▶ **REQUIRED WORK**
Copy out every line containing the word "visit".

▶ **SUPPLIED DATA**
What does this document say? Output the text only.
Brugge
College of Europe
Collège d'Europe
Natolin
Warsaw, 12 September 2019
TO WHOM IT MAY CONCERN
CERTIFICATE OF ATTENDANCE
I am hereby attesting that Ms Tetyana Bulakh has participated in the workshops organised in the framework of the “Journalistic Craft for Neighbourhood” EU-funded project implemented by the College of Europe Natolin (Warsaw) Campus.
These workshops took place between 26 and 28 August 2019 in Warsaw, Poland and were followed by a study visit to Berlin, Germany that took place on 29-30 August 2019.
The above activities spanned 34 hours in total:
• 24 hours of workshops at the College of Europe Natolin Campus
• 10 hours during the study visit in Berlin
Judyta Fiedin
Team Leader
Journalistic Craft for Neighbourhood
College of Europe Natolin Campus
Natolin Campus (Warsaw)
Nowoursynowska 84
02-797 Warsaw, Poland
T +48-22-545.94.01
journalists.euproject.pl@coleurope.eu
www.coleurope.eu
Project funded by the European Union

▶ **EXERCISE ANSWER**
These workshops took place between 26 and 28 August 2019 in Warsaw, Poland and were followed by a study visit to Berlin, Germany that took place on 29-30 August 2019.
• 10 hours during the study visit in Berlin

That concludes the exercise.